What you have to do
Without the pictures, copy all the entries below exactly.

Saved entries
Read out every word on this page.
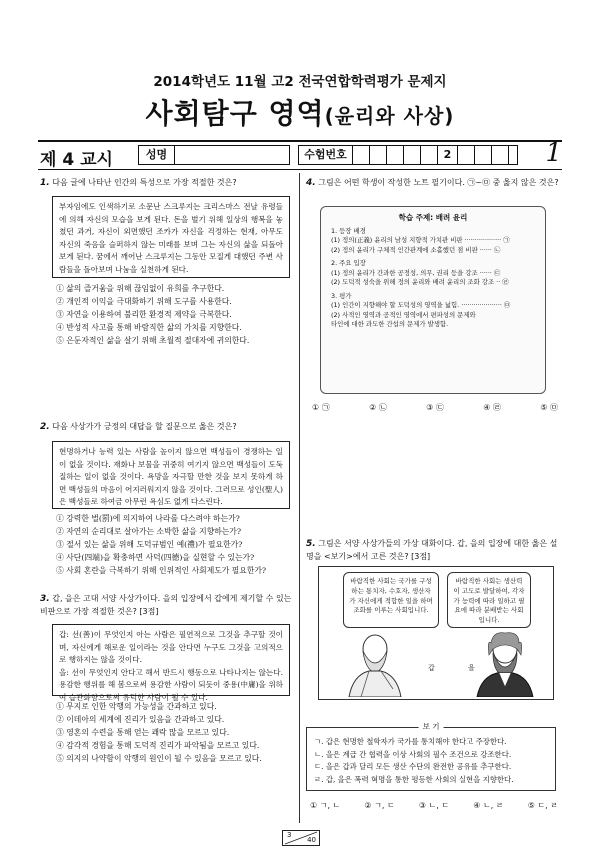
2014학년도 11월 고2 전국연합학력평가 문제지
사회탐구 영역(윤리와 사상)
제 4 교시	성명	수험번호	2	1
1. 다음 글에 나타난 인간의 특성으로 가장 적절한 것은?
부자임에도 인색하기로 소문난 스크루지는 크리스마스 전날 유령들에 의해 자신의 모습을 보게 된다. 돈을 벌기 위해 일상의 행복을 놓쳤던 과거, 자신이 외면했던 조카가 자신을 걱정하는 현재, 아무도 자신의 죽음을 슬퍼하지 않는 미래를 보며 그는 자신의 삶을 되돌아보게 된다. 꿈에서 깨어난 스크루지는 그동안 모질게 대했던 주변 사람들을 돌아보며 나눔을 실천하게 된다.
① 삶의 즐거움을 위해 끊임없이 유희를 추구한다.
② 개인적 이익을 극대화하기 위해 도구를 사용한다.
③ 자연을 이용하여 불리한 환경적 제약을 극복한다.
④ 반성적 사고를 통해 바람직한 삶의 가치를 지향한다.
⑤ 은둔자적인 삶을 살기 위해 초월적 절대자에 귀의한다.
2. 다음 사상가가 긍정의 대답을 할 질문으로 옳은 것은?
현명하거나 능력 있는 사람을 높이지 않으면 백성들이 경쟁하는 일이 없을 것이다. 재화나 보물을 귀중히 여기지 않으면 백성들이 도둑질하는 일이 없을 것이다. 욕망을 자극할 만한 것을 보지 못하게 하면 백성들의 마음이 어지러워지지 않을 것이다. 그러므로 성인(聖人)은 백성들로 하여금 아무런 욕심도 없게 다스린다.
① 강력한 벌(罰)에 의지하여 나라를 다스려야 하는가?
② 자연의 순리대로 살아가는 소박한 삶을 지향하는가?
③ 절서 있는 삶을 위해 도덕규범인 예(禮)가 필요한가?
④ 사단(四端)을 확충하면 사덕(四德)을 실현할 수 있는가?
⑤ 사회 혼란을 극복하기 위해 인위적인 사회제도가 필요한가?
3. 갑, 을은 고대 서양 사상가이다. 을의 입장에서 갑에게 제기할 수 있는 비판으로 가장 적절한 것은? [3점]
갑: 선(善)이 무엇인지 아는 사람은 필연적으로 그것을 추구할 것이며, 자신에게 해로운 일이라는 것을 안다면 누구도 그것을 고의적으로 행하지는 않을 것이다.
을: 선이 무엇인지 안다고 해서 반드시 행동으로 나타나지는 않는다. 용감한 행위를 해 봄으로써 용감한 사람이 되듯이 중용(中庸)을 위하여 습관화함으로써 유덕한 사람이 될 수 있다.
① 무지로 인한 악행의 가능성을 간과하고 있다.
② 이데아의 세계에 진리가 있음을 간과하고 있다.
③ 영혼의 수련을 통해 얻는 쾌락 많을 모르고 있다.
④ 감각적 경험을 통해 도덕적 진리가 파악됨을 모르고 있다.
⑤ 의지의 나약함이 악행의 원인이 될 수 있음을 모르고 있다.
4. 그림은 어떤 학생이 작성한 노트 필기이다. ㉠~㉤ 중 옳지 않은 것은?
학습 주제: 배려 윤리
1. 등장 배경
(1) 정의(正義) 윤리의 남성 지향적 가치관 비판 ·················· ㉠
(2) 정의 윤리가 구체적 인간관계에 소홀했던 점 비판 ······ ㉡
2. 주요 입장
(1) 정의 윤리가 간과한 공정성, 의무, 권리 등을 강조 ······ ㉢
(2) 도덕적 성숙을 위해 정의 윤리와 배려 윤리의 조화 강조 ·· ㉣
3. 평가
(1) 인간이 지향해야 할 도덕성의 영역을 넓힘. ···················· ㉤
(2) 사적인 영역과 공적인 영역에서 편파성의 문제와
타인에 대한 과도한 간섭의 문제가 발생함.
① ㉠	② ㉡	③ ㉢	④ ㉣	⑤ ㉤
5. 그림은 서양 사상가들의 가상 대화이다. 갑, 을의 입장에 대한 옳은 설명을 <보기>에서 고른 것은? [3점]
바람직한 사회는 국가를 구성하는 통치자, 수호자, 생산자가 자신에게 적합한 일을 하며 조화를 이루는 사회입니다.
바람직한 사회는 생산력이 고도로 발달하여, 각자가 능력에 따라 일하고 필요에 따라 분배받는 사회입니다.
갑	을
보 기
ㄱ. 갑은 현명한 철학자가 국가를 통치해야 한다고 주장한다.
ㄴ. 을은 계급 간 협력을 이상 사회의 필수 조건으로 강조한다.
ㄷ. 을은 갑과 달리 모든 생산 수단의 완전한 공유를 추구한다.
ㄹ. 갑, 을은 폭력 혁명을 통한 평등한 사회의 실현을 지향한다.
① ㄱ, ㄴ	② ㄱ, ㄷ	③ ㄴ, ㄷ	④ ㄴ, ㄹ	⑤ ㄷ, ㄹ
3
40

Solution to the exercise
Read out every word on this page.
2014학년도 11월 고2 전국연합학력평가 문제지
사회탐구 영역(윤리와 사상)
제 4 교시	성명	수험번호	2	1
1. 다음 글에 나타난 인간의 특성으로 가장 적절한 것은?
부자임에도 인색하기로 소문난 스크루지는 크리스마스 전날 유령들에 의해 자신의 모습을 보게 된다. 돈을 벌기 위해 일상의 행복을 놓쳤던 과거, 자신이 외면했던 조카가 자신을 걱정하는 현재, 아무도 자신의 죽음을 슬퍼하지 않는 미래를 보며 그는 자신의 삶을 되돌아보게 된다. 꿈에서 깨어난 스크루지는 그동안 모질게 대했던 주변 사람들을 돌아보며 나눔을 실천하게 된다.
① 삶의 즐거움을 위해 끊임없이 유희를 추구한다.
② 개인적 이익을 극대화하기 위해 도구를 사용한다.
③ 자연을 이용하여 불리한 환경적 제약을 극복한다.
④ 반성적 사고를 통해 바람직한 삶의 가치를 지향한다.
⑤ 은둔자적인 삶을 살기 위해 초월적 절대자에 귀의한다.
2. 다음 사상가가 긍정의 대답을 할 질문으로 옳은 것은?
현명하거나 능력 있는 사람을 높이지 않으면 백성들이 경쟁하는 일이 없을 것이다. 재화나 보물을 귀중히 여기지 않으면 백성들이 도둑질하는 일이 없을 것이다. 욕망을 자극할 만한 것을 보지 못하게 하면 백성들의 마음이 어지러워지지 않을 것이다. 그러므로 성인(聖人)은 백성들로 하여금 아무런 욕심도 없게 다스린다.
① 강력한 벌(罰)에 의지하여 나라를 다스려야 하는가?
② 자연의 순리대로 살아가는 소박한 삶을 지향하는가?
③ 절서 있는 삶을 위해 도덕규범인 예(禮)가 필요한가?
④ 사단(四端)을 확충하면 사덕(四德)을 실현할 수 있는가?
⑤ 사회 혼란을 극복하기 위해 인위적인 사회제도가 필요한가?
3. 갑, 을은 고대 서양 사상가이다. 을의 입장에서 갑에게 제기할 수 있는 비판으로 가장 적절한 것은? [3점]
갑: 선(善)이 무엇인지 아는 사람은 필연적으로 그것을 추구할 것이며, 자신에게 해로운 일이라는 것을 안다면 누구도 그것을 고의적으로 행하지는 않을 것이다.
을: 선이 무엇인지 안다고 해서 반드시 행동으로 나타나지는 않는다. 용감한 행위를 해 봄으로써 용감한 사람이 되듯이 중용(中庸)을 위하여 습관화함으로써 유덕한 사람이 될 수 있다.
① 무지로 인한 악행의 가능성을 간과하고 있다.
② 이데아의 세계에 진리가 있음을 간과하고 있다.
③ 영혼의 수련을 통해 얻는 쾌락 많을 모르고 있다.
④ 감각적 경험을 통해 도덕적 진리가 파악됨을 모르고 있다.
⑤ 의지의 나약함이 악행의 원인이 될 수 있음을 모르고 있다.
4. 그림은 어떤 학생이 작성한 노트 필기이다. ㉠~㉤ 중 옳지 않은 것은?
학습 주제: 배려 윤리
1. 등장 배경
(1) 정의(正義) 윤리의 남성 지향적 가치관 비판 ·················· ㉠
(2) 정의 윤리가 구체적 인간관계에 소홀했던 점 비판 ······ ㉡
2. 주요 입장
(1) 정의 윤리가 간과한 공정성, 의무, 권리 등을 강조 ······ ㉢
(2) 도덕적 성숙을 위해 정의 윤리와 배려 윤리의 조화 강조 ·· ㉣
3. 평가
(1) 인간이 지향해야 할 도덕성의 영역을 넓힘. ···················· ㉤
(2) 사적인 영역과 공적인 영역에서 편파성의 문제와
타인에 대한 과도한 간섭의 문제가 발생함.
① ㉠	② ㉡	③ ㉢	④ ㉣	⑤ ㉤
5. 그림은 서양 사상가들의 가상 대화이다. 갑, 을의 입장에 대한 옳은 설명을 <보기>에서 고른 것은? [3점]
바람직한 사회는 국가를 구성하는 통치자, 수호자, 생산자가 자신에게 적합한 일을 하며 조화를 이루는 사회입니다.
바람직한 사회는 생산력이 고도로 발달하여, 각자가 능력에 따라 일하고 필요에 따라 분배받는 사회입니다.
갑	을
보 기
ㄱ. 갑은 현명한 철학자가 국가를 통치해야 한다고 주장한다.
ㄴ. 을은 계급 간 협력을 이상 사회의 필수 조건으로 강조한다.
ㄷ. 을은 갑과 달리 모든 생산 수단의 완전한 공유를 추구한다.
ㄹ. 갑, 을은 폭력 혁명을 통한 평등한 사회의 실현을 지향한다.
① ㄱ, ㄴ	② ㄱ, ㄷ	③ ㄴ, ㄷ	④ ㄴ, ㄹ	⑤ ㄷ, ㄹ
3
40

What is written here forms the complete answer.